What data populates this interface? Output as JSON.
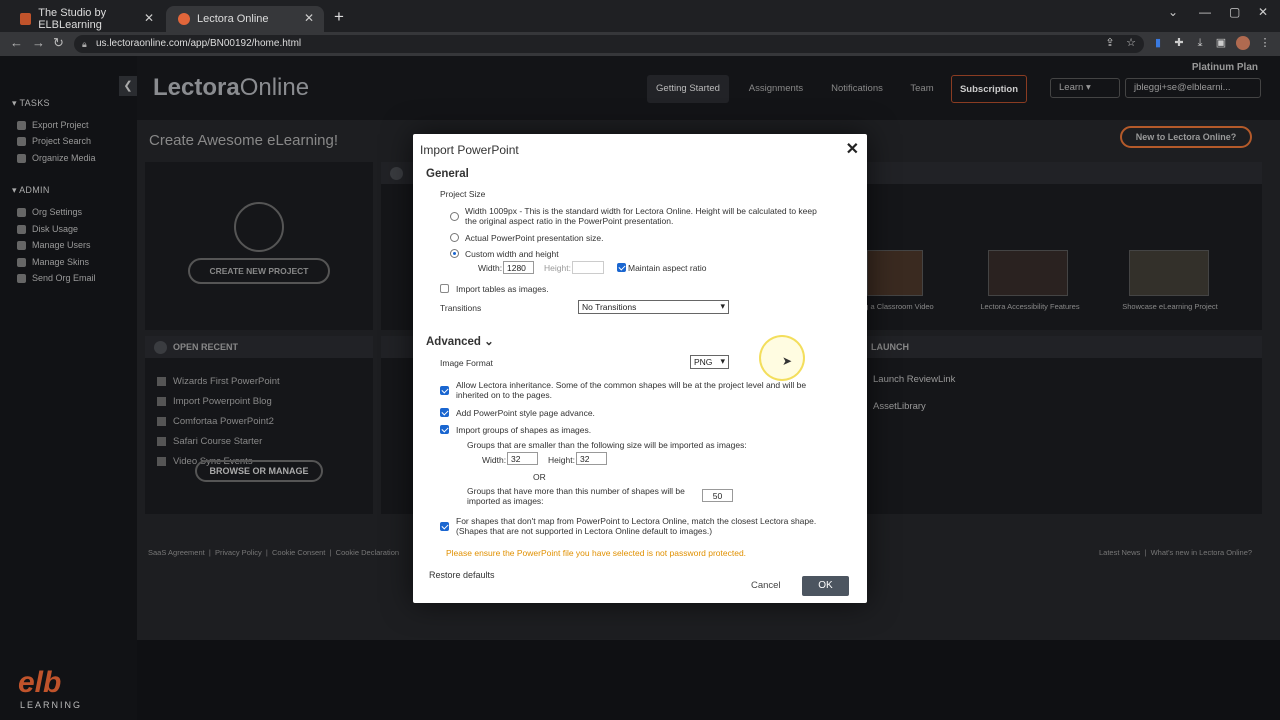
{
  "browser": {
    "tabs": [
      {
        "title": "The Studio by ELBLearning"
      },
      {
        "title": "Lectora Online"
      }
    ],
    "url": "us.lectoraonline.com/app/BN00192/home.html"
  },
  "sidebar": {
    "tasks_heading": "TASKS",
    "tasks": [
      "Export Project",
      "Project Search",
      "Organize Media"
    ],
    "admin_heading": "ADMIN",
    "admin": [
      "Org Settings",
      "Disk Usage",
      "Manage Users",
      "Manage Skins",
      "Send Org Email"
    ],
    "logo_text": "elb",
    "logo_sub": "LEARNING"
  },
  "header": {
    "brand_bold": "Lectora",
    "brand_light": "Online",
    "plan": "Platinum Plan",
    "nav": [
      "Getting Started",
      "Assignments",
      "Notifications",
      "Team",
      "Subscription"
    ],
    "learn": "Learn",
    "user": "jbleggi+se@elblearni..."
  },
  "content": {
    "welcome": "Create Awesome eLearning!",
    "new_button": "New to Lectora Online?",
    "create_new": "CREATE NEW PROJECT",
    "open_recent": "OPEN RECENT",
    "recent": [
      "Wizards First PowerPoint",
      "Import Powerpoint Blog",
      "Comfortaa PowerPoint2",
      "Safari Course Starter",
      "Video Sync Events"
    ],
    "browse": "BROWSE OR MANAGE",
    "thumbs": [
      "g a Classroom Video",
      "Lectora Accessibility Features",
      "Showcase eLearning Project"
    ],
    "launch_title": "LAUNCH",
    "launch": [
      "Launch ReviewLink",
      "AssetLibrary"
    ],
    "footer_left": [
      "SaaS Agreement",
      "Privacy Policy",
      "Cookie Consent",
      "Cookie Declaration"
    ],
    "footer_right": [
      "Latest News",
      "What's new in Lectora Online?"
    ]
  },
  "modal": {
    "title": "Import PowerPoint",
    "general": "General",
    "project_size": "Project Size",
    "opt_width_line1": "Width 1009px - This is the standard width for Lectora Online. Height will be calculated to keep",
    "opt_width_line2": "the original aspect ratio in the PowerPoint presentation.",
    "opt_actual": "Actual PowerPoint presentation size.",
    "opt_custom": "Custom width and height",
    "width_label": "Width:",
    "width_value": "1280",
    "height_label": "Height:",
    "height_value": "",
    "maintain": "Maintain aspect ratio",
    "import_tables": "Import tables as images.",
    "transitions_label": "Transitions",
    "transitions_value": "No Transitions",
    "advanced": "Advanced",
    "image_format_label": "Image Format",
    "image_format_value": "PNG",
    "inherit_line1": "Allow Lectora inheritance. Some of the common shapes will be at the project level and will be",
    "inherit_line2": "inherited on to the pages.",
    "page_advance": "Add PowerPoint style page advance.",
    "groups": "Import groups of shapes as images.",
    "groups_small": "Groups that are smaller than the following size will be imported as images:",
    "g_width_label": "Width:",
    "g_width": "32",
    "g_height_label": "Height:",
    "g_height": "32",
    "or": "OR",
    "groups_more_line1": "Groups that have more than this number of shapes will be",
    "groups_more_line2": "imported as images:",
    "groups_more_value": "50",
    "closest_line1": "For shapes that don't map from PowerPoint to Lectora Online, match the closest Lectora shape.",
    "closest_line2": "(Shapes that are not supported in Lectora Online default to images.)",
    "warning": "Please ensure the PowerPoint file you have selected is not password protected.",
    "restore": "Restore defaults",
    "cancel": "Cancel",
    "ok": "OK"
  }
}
==
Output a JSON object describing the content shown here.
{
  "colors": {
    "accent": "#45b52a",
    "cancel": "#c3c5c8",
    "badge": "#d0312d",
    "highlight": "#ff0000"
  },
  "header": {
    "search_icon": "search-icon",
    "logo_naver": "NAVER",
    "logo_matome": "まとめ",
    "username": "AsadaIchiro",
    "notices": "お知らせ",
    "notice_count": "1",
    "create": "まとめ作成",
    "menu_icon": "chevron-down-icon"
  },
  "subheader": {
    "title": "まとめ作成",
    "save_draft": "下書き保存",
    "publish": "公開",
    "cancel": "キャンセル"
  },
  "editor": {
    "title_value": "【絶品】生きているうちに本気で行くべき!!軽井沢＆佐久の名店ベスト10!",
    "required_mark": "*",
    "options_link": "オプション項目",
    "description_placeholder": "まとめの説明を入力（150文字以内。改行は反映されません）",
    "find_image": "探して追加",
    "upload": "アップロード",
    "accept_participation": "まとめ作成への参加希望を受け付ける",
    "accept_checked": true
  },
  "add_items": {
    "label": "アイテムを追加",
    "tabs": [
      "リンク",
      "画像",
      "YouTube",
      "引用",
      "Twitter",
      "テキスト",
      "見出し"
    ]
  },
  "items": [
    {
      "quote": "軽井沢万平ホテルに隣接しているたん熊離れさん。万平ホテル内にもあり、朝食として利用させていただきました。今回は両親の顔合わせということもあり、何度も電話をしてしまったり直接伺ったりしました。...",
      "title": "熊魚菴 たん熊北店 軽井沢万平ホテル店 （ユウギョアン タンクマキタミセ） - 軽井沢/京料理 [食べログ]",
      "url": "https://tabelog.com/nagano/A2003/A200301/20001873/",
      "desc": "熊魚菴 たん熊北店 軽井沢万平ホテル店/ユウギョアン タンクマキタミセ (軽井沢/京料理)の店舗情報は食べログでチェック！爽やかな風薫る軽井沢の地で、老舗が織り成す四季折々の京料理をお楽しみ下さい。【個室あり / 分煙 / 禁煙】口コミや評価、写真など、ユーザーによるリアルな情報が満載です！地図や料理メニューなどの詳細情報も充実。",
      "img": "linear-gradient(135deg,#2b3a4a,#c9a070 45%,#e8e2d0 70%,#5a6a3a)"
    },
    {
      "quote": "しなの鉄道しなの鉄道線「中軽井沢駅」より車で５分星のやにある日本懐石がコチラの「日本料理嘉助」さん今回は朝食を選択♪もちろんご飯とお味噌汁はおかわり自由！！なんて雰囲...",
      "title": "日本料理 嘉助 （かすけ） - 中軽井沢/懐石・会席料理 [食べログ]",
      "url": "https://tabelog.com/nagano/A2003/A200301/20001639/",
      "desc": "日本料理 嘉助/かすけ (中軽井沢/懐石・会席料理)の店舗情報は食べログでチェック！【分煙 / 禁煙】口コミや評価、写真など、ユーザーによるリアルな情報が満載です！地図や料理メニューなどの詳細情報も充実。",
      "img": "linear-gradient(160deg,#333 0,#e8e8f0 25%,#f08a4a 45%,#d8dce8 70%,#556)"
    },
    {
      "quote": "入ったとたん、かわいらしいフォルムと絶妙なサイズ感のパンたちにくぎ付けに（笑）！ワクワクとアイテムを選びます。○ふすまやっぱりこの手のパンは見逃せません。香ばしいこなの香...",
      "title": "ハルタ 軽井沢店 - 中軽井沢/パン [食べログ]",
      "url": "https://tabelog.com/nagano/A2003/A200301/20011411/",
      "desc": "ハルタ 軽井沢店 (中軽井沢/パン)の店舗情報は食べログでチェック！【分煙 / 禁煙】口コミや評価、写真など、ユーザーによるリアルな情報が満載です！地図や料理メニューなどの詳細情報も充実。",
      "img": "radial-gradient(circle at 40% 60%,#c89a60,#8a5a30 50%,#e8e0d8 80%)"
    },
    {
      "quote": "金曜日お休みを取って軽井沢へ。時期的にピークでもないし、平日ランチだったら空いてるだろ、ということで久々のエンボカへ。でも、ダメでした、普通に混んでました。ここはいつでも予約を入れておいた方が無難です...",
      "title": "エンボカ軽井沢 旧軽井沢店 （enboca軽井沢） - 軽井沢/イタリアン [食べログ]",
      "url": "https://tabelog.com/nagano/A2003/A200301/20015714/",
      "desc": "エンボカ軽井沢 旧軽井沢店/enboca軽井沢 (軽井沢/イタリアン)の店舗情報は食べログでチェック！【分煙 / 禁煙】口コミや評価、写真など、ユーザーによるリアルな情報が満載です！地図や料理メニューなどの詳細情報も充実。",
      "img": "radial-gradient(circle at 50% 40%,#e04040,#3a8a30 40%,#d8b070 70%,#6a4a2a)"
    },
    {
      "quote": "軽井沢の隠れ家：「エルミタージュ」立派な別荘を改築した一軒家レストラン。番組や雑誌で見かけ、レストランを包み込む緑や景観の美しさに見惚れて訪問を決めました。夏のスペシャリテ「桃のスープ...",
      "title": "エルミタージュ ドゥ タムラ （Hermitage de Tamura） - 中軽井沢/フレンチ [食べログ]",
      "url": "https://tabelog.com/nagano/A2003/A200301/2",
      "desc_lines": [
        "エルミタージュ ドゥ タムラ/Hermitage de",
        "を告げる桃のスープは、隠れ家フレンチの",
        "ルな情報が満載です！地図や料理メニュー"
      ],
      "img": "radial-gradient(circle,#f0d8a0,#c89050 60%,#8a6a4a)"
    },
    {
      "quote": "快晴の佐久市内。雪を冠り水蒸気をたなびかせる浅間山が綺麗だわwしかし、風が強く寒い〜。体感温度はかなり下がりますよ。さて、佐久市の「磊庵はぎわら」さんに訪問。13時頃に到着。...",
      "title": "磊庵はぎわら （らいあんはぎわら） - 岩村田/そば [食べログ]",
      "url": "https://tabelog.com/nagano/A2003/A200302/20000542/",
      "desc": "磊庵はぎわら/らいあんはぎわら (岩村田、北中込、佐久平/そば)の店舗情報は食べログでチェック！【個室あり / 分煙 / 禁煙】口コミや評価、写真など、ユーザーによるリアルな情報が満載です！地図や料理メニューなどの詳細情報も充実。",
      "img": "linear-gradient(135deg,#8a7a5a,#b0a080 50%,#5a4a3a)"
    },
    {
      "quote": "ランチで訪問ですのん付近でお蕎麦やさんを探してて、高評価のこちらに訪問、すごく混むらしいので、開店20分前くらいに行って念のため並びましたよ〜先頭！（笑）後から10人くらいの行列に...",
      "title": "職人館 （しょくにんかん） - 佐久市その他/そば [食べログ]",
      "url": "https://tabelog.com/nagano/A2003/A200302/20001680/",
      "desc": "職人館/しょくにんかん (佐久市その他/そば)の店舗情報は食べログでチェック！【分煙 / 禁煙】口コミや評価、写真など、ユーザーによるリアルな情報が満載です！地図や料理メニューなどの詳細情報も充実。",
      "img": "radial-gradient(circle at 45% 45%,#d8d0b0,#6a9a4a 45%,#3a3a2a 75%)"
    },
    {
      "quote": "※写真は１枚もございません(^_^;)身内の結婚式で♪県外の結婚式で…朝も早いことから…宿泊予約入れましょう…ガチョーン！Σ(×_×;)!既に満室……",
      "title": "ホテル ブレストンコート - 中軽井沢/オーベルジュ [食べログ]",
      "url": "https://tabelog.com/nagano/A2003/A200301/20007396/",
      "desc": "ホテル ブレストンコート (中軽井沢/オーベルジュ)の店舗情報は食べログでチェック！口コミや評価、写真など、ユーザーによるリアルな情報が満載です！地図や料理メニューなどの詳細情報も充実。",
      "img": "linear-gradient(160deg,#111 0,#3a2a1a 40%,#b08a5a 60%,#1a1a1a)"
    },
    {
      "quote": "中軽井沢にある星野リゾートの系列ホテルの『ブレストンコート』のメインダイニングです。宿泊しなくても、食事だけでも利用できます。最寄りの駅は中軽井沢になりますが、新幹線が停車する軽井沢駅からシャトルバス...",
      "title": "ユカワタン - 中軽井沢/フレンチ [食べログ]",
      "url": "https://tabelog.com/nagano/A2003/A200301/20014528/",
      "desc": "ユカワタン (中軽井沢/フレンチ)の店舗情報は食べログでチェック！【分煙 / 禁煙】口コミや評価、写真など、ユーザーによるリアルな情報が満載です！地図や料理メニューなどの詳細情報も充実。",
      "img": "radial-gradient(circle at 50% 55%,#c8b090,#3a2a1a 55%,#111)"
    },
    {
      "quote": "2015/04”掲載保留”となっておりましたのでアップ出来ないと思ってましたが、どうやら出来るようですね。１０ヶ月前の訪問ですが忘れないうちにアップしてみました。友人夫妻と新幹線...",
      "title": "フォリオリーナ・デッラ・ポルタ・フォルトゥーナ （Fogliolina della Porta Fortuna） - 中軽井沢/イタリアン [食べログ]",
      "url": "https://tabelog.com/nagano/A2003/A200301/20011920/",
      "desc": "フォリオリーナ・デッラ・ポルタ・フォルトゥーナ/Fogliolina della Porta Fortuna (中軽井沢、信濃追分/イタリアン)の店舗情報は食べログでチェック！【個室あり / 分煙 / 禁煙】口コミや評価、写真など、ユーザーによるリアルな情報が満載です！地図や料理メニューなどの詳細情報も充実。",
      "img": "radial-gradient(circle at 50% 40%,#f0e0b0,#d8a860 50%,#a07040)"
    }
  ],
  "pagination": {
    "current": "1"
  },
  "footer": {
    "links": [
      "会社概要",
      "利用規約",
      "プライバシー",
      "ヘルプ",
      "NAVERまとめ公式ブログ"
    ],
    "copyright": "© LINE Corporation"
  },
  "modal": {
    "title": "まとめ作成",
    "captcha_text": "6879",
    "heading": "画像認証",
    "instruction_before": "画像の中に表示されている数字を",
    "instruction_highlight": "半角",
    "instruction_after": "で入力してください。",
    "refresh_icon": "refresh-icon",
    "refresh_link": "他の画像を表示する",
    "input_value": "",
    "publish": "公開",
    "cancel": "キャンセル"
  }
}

What is needed: Check each line of the data above for the string "磊庵はぎわら" and report only how many lines have it.

Reply: 3